## Exercise description
Each line that holds the word "Chapais" counts once; report how many lines do so and nothing else.

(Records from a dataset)

────────────────

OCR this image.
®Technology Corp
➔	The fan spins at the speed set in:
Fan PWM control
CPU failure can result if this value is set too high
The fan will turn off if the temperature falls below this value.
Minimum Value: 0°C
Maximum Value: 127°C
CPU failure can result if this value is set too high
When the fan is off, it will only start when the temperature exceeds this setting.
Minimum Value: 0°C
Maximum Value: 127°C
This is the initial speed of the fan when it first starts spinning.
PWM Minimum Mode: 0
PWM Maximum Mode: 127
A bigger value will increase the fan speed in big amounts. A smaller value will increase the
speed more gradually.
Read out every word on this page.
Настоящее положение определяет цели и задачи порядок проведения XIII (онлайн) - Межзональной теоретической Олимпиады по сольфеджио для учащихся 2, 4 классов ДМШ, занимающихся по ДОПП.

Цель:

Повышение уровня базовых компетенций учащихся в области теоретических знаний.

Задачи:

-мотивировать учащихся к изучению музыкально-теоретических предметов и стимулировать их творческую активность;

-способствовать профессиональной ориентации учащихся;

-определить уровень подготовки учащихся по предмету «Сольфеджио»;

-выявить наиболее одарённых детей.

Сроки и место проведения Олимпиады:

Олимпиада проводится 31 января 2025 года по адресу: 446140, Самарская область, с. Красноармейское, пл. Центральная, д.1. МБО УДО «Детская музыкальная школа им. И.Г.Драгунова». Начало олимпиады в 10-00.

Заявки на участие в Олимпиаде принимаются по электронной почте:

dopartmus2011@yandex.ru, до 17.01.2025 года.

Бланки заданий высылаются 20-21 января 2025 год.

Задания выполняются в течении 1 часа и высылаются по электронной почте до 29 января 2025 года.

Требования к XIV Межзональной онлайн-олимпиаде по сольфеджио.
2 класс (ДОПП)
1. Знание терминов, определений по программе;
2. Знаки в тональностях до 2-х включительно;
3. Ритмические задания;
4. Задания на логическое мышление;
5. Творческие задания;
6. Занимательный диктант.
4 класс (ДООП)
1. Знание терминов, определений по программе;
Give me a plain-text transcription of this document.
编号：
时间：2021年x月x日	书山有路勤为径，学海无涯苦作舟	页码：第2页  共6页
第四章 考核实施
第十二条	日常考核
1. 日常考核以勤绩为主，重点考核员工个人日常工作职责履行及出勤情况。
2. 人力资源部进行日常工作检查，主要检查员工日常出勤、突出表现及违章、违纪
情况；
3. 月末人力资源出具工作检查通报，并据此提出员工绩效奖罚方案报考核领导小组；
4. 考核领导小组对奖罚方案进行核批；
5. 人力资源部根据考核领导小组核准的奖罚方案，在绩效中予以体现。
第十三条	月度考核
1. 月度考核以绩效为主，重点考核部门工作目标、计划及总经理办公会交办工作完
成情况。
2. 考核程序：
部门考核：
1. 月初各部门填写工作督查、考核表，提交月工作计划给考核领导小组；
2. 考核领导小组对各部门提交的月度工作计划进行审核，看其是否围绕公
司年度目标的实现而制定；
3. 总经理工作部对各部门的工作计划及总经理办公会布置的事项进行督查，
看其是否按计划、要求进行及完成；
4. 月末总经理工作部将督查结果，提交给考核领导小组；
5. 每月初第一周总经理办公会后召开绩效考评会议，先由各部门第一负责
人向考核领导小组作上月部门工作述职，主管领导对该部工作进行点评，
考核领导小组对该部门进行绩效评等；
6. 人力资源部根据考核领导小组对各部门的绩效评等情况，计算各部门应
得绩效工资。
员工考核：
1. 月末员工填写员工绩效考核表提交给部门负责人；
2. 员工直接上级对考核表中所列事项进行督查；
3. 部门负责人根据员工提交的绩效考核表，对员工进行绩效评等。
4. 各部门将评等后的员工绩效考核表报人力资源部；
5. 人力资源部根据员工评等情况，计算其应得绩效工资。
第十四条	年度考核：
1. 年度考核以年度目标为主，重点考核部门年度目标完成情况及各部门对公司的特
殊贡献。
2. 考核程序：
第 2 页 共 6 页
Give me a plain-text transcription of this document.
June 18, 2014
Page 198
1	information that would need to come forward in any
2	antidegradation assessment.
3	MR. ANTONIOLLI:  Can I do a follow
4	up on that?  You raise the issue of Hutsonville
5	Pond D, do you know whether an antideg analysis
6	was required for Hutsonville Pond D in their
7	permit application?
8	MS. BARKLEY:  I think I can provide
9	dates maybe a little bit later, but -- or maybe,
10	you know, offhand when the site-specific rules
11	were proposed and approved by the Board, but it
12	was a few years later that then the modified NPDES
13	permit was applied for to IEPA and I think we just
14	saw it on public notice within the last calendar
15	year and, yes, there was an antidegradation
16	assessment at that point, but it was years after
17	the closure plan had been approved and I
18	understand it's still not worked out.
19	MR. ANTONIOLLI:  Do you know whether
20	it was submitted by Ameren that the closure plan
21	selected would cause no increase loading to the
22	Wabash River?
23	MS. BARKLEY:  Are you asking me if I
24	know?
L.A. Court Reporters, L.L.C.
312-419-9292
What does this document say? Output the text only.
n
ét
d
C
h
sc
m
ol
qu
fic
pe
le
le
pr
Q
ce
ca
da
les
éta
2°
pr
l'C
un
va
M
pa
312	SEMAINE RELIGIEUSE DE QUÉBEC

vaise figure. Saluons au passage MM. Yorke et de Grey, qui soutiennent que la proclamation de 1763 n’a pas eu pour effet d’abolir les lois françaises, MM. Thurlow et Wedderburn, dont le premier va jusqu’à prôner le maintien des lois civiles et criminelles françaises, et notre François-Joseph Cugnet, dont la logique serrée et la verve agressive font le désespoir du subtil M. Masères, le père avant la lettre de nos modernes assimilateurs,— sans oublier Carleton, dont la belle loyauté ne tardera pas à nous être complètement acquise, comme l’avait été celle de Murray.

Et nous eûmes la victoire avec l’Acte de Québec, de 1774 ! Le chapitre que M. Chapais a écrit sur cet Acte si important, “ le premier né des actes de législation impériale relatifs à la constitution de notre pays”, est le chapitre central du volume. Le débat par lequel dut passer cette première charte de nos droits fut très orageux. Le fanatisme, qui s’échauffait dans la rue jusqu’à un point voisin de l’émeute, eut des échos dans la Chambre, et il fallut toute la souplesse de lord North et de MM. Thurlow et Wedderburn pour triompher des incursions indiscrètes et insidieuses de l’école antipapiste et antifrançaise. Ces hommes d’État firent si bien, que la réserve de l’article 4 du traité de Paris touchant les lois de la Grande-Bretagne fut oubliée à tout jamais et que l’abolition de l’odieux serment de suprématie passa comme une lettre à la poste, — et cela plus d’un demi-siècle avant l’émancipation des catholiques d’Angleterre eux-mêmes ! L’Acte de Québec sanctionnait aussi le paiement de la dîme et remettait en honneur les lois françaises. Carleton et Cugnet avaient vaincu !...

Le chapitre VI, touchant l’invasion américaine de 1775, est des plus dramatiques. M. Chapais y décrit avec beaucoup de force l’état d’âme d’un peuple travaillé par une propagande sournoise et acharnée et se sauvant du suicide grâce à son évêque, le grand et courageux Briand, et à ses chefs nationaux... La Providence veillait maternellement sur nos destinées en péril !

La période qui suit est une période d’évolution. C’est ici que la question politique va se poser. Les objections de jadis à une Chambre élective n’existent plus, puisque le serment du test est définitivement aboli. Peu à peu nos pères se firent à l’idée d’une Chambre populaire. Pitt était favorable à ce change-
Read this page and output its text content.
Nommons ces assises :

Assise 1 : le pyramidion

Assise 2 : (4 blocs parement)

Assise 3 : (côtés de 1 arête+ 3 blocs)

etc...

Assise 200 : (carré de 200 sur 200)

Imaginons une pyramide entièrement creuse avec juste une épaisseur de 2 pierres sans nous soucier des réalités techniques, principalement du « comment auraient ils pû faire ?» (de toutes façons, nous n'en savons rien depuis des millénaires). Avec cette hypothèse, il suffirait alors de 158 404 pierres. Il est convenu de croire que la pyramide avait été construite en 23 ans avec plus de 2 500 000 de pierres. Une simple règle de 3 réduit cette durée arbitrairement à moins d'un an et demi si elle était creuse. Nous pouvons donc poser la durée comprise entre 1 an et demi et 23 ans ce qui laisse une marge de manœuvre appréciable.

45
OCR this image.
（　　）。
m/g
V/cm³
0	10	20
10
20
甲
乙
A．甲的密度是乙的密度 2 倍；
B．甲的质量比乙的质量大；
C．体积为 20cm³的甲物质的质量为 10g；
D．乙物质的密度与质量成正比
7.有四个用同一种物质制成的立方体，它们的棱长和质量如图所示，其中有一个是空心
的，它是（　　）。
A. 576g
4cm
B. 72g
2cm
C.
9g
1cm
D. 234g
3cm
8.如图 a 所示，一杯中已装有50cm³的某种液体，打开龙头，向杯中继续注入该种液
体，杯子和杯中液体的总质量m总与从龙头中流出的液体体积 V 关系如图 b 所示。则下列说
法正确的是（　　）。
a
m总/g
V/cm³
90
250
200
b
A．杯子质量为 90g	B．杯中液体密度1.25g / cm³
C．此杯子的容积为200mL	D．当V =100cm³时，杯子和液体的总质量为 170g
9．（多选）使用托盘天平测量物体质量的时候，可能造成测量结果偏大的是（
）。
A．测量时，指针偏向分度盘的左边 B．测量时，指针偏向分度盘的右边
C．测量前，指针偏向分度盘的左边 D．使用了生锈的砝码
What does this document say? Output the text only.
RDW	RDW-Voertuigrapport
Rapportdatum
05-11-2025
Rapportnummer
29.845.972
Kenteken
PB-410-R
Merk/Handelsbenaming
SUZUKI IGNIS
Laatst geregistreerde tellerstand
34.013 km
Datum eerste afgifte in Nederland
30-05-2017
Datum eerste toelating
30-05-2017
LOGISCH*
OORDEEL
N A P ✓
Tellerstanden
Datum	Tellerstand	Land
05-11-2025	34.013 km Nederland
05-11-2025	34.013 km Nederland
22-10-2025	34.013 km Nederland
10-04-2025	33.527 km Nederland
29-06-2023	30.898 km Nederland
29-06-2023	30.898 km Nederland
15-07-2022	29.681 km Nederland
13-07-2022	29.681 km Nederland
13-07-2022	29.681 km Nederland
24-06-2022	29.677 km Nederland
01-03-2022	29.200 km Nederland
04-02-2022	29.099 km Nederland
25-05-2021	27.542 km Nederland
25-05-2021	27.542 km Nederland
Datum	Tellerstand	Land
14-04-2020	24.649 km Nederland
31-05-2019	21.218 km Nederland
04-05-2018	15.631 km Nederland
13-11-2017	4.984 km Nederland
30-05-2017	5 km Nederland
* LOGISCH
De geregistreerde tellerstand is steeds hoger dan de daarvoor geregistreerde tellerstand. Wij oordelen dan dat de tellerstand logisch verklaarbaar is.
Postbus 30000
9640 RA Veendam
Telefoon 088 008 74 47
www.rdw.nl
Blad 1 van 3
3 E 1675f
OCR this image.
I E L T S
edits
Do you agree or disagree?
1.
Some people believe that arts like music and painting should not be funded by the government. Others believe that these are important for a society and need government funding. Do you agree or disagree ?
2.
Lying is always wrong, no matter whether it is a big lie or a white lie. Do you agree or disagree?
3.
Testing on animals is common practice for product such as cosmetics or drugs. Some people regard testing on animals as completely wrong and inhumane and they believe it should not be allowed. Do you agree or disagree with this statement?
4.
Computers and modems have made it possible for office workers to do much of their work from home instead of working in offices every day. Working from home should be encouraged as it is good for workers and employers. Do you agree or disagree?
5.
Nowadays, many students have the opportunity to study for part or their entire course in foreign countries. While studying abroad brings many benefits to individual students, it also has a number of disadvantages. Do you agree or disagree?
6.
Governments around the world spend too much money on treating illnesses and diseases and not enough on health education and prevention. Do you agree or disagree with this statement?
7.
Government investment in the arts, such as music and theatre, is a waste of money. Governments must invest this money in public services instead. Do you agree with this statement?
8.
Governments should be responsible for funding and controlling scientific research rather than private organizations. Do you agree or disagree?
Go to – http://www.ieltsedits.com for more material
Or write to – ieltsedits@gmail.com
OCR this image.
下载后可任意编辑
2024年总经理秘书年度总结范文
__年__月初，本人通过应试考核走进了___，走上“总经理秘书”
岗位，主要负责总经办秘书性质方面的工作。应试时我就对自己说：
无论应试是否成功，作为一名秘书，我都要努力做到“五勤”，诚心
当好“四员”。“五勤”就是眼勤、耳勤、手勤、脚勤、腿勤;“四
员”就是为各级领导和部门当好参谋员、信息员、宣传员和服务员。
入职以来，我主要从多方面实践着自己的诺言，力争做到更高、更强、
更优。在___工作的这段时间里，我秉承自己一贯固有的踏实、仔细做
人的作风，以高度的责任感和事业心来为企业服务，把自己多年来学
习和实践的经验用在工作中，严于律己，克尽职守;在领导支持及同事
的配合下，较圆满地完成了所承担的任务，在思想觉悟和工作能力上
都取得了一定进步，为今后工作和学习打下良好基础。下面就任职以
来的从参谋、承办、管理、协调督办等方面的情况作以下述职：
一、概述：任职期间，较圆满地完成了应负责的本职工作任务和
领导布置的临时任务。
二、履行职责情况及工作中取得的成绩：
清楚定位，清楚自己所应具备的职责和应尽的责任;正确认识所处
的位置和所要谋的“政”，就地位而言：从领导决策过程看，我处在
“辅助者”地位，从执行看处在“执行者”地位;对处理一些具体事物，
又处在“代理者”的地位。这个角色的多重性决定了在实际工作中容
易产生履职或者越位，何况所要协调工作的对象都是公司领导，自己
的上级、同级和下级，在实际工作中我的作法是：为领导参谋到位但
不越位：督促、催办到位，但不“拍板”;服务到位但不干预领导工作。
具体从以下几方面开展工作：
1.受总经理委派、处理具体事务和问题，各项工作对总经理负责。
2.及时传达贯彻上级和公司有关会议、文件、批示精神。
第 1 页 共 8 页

────────────────

## Solution to this exercise
2